■ **Task goal**: Reproduce the listing below with every instance of "Good Afternoon" substituted by "Good Evening", leaving everything else unchanged, and omit the pictures.

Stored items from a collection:

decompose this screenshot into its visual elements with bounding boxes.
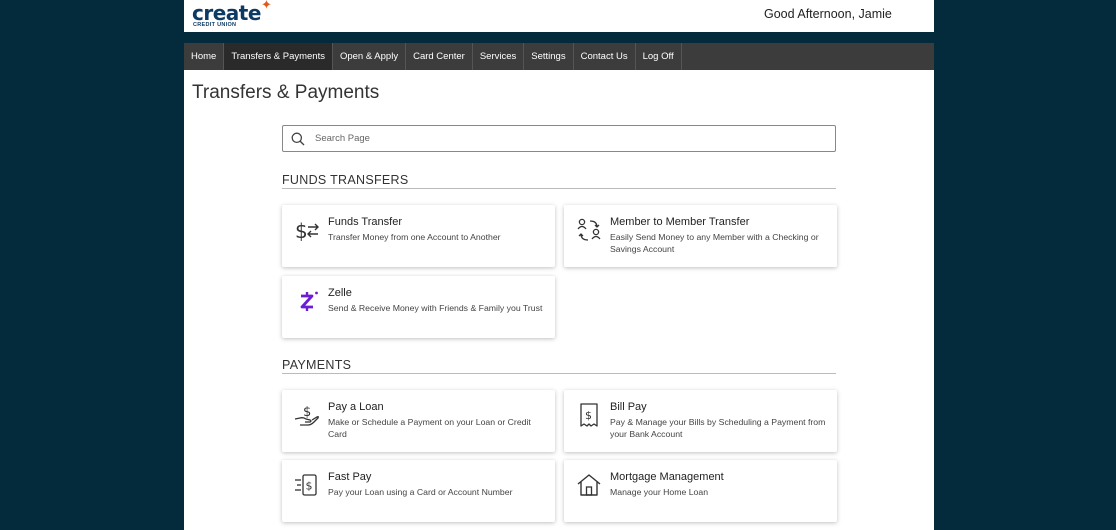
card-description: Make or Schedule a Payment on your Loan … [328,417,531,439]
card-member-to-member-transfer[interactable]: Member to Member Transfer Easily Send Mo… [564,205,837,267]
dollar-transfer-icon: $ [294,217,320,243]
card-mortgage-management[interactable]: Mortgage Management Manage your Home Loa… [564,460,837,522]
card-pay-a-loan[interactable]: $ Pay a Loan Make or Schedule a Payment … [282,390,555,452]
search-input[interactable] [315,133,815,144]
nav-settings[interactable]: Settings [524,43,574,70]
card-title: Bill Pay [610,401,647,413]
svg-text:$: $ [585,409,592,422]
section-heading-funds-transfers: FUNDS TRANSFERS [282,173,836,189]
member-transfer-icon [576,217,602,243]
nav-contact-us[interactable]: Contact Us [574,43,636,70]
card-zelle[interactable]: Zelle Send & Receive Money with Friends … [282,276,555,338]
nav-home[interactable]: Home [184,43,225,70]
header: create ✦ CREDIT UNION Good Afternoon, Ja… [184,0,934,32]
card-description: Pay & Manage your Bills by Scheduling a … [610,417,826,439]
zelle-icon [294,288,320,314]
card-title: Member to Member Transfer [610,216,750,228]
fast-pay-icon: $ [294,472,320,498]
card-fast-pay[interactable]: $ Fast Pay Pay your Loan using a Card or… [282,460,555,522]
page-container: create ✦ CREDIT UNION Good Afternoon, Ja… [184,0,934,530]
page-title: Transfers & Payments [192,82,380,103]
card-title: Zelle [328,287,352,299]
nav-log-off[interactable]: Log Off [636,43,682,70]
card-title: Mortgage Management [610,471,724,483]
logo-star-icon: ✦ [261,0,272,12]
svg-text:$: $ [295,219,308,243]
card-title: Funds Transfer [328,216,402,228]
svg-text:$: $ [306,480,313,493]
card-title: Fast Pay [328,471,372,483]
card-title: Pay a Loan [328,401,384,413]
bill-icon: $ [576,402,602,428]
nav-services[interactable]: Services [473,43,525,70]
main-nav: Home Transfers & Payments Open & Apply C… [184,43,934,70]
search-icon[interactable] [283,126,313,151]
nav-card-center[interactable]: Card Center [406,43,473,70]
card-bill-pay[interactable]: $ Bill Pay Pay & Manage your Bills by Sc… [564,390,837,452]
card-description: Manage your Home Loan [610,487,709,497]
header-gap [184,32,934,43]
section-heading-payments: PAYMENTS [282,358,836,374]
card-description: Transfer Money from one Account to Anoth… [328,232,501,242]
search-box [282,125,836,152]
nav-transfers-payments[interactable]: Transfers & Payments [224,43,333,70]
logo[interactable]: create ✦ CREDIT UNION [192,0,272,29]
card-funds-transfer[interactable]: $ Funds Transfer Transfer Money from one… [282,205,555,267]
card-description: Easily Send Money to any Member with a C… [610,232,819,254]
card-description: Send & Receive Money with Friends & Fami… [328,303,543,313]
card-description: Pay your Loan using a Card or Account Nu… [328,487,513,497]
greeting: Good Afternoon, Jamie [764,7,892,21]
house-icon [576,472,602,498]
nav-open-apply[interactable]: Open & Apply [333,43,407,70]
logo-subtitle: CREDIT UNION [193,22,237,28]
hand-dollar-icon: $ [294,402,320,428]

■ **Result**:
decompose this screenshot into its visual elements with bounding boxes.
card-description: Make or Schedule a Payment on your Loan … [328,417,531,439]
card-member-to-member-transfer[interactable]: Member to Member Transfer Easily Send Mo… [564,205,837,267]
dollar-transfer-icon: $ [294,217,320,243]
card-mortgage-management[interactable]: Mortgage Management Manage your Home Loa… [564,460,837,522]
card-pay-a-loan[interactable]: $ Pay a Loan Make or Schedule a Payment … [282,390,555,452]
search-input[interactable] [315,133,815,144]
nav-settings[interactable]: Settings [524,43,574,70]
card-title: Bill Pay [610,401,647,413]
svg-text:$: $ [585,409,592,422]
section-heading-funds-transfers: FUNDS TRANSFERS [282,173,836,189]
member-transfer-icon [576,217,602,243]
nav-contact-us[interactable]: Contact Us [574,43,636,70]
card-zelle[interactable]: Zelle Send & Receive Money with Friends … [282,276,555,338]
nav-home[interactable]: Home [184,43,225,70]
header: create ✦ CREDIT UNION Good Evening, Ja… [184,0,934,32]
card-description: Pay & Manage your Bills by Scheduling a … [610,417,826,439]
zelle-icon [294,288,320,314]
card-title: Member to Member Transfer [610,216,750,228]
fast-pay-icon: $ [294,472,320,498]
card-fast-pay[interactable]: $ Fast Pay Pay your Loan using a Card or… [282,460,555,522]
page-container: create ✦ CREDIT UNION Good Evening, Ja… [184,0,934,530]
page-title: Transfers & Payments [192,82,380,103]
card-title: Zelle [328,287,352,299]
nav-log-off[interactable]: Log Off [636,43,682,70]
card-title: Mortgage Management [610,471,724,483]
logo-star-icon: ✦ [261,0,272,12]
svg-text:$: $ [295,219,308,243]
card-title: Funds Transfer [328,216,402,228]
svg-text:$: $ [306,480,313,493]
card-title: Fast Pay [328,471,372,483]
card-title: Pay a Loan [328,401,384,413]
bill-icon: $ [576,402,602,428]
nav-services[interactable]: Services [473,43,525,70]
main-nav: Home Transfers & Payments Open & Apply C… [184,43,934,70]
search-icon[interactable] [283,126,313,151]
nav-card-center[interactable]: Card Center [406,43,473,70]
card-bill-pay[interactable]: $ Bill Pay Pay & Manage your Bills by Sc… [564,390,837,452]
card-description: Manage your Home Loan [610,487,709,497]
header-gap [184,32,934,43]
section-heading-payments: PAYMENTS [282,358,836,374]
card-description: Transfer Money from one Account to Anoth… [328,232,501,242]
search-box [282,125,836,152]
nav-transfers-payments[interactable]: Transfers & Payments [224,43,333,70]
logo[interactable]: create ✦ CREDIT UNION [192,0,272,29]
card-funds-transfer[interactable]: $ Funds Transfer Transfer Money from one… [282,205,555,267]
card-description: Easily Send Money to any Member with a C… [610,232,819,254]
card-description: Send & Receive Money with Friends & Fami… [328,303,543,313]
card-description: Pay your Loan using a Card or Account Nu… [328,487,513,497]
greeting: Good Evening, Jamie [764,7,892,21]
house-icon [576,472,602,498]
nav-open-apply[interactable]: Open & Apply [333,43,407,70]
logo-subtitle: CREDIT UNION [193,22,237,28]
hand-dollar-icon: $ [294,402,320,428]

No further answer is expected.